◆ WHAT YOU SHOULD DO
Extract each line of the records below that contains the word "state".

^^^^^^^^

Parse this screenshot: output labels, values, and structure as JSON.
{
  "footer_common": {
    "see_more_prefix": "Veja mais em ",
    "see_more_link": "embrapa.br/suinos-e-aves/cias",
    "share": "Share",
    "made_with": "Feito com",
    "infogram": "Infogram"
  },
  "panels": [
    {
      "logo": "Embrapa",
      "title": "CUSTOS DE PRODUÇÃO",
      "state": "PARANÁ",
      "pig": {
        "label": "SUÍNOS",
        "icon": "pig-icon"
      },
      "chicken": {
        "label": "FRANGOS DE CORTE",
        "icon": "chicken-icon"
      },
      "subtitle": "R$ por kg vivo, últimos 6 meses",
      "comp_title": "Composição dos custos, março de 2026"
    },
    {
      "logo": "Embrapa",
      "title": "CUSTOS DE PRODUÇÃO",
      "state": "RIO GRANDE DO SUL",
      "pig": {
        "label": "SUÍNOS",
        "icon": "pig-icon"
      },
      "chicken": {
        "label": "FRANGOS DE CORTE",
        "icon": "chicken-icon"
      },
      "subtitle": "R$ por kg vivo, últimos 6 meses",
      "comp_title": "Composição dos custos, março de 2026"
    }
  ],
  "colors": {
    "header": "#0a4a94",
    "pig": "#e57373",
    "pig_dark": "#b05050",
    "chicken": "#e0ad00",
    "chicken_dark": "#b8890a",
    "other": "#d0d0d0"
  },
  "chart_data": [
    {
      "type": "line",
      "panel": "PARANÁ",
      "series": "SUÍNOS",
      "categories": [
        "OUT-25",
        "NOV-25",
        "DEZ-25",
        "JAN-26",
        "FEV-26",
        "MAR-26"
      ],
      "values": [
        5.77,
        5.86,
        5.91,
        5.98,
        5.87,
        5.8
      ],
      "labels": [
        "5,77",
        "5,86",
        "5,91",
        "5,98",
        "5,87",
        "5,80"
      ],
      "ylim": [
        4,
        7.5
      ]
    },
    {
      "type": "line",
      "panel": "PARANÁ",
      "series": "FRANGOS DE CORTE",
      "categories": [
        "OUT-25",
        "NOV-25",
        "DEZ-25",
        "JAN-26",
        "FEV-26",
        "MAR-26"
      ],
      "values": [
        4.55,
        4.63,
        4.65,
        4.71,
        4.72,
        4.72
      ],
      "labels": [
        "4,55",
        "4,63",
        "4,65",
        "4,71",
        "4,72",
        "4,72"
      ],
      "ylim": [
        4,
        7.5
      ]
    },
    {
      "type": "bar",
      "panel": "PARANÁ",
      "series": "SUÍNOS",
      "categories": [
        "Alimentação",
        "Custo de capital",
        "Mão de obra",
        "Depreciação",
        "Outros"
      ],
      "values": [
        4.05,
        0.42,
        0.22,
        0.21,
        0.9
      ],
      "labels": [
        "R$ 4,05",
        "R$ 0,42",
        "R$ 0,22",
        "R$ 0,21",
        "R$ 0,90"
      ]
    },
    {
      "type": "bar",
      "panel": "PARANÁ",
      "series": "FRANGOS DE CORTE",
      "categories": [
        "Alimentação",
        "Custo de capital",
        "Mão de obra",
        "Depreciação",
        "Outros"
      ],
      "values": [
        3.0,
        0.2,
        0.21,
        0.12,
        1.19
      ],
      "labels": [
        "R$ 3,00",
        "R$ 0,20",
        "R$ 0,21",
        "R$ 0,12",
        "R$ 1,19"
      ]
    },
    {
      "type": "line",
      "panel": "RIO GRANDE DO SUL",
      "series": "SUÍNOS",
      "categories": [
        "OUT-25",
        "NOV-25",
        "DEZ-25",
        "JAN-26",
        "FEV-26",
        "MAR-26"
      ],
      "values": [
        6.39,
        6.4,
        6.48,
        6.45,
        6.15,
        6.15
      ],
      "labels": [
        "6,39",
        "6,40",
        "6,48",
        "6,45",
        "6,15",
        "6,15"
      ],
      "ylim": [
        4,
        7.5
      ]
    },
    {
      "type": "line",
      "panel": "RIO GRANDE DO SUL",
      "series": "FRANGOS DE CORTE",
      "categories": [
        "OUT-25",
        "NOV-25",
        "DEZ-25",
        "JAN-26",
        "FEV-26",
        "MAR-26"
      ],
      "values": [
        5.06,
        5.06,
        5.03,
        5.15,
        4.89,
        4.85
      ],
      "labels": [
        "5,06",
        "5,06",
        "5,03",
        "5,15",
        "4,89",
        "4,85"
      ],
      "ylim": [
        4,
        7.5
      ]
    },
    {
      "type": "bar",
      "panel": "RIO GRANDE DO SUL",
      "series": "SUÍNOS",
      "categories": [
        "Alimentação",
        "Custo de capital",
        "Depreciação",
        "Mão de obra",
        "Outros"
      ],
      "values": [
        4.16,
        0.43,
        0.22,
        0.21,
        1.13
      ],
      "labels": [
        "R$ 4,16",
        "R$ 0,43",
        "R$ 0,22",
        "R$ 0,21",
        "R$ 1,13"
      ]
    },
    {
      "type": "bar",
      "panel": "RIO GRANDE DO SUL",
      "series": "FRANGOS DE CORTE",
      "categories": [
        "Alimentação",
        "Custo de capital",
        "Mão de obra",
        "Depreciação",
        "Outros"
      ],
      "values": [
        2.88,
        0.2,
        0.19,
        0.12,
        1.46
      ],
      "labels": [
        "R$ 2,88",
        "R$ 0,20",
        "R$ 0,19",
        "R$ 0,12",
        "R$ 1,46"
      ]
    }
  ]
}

^^^^^^^^

◆ WORKED ANSWER
      "state": "PARANÁ",
      "state": "RIO GRANDE DO SUL",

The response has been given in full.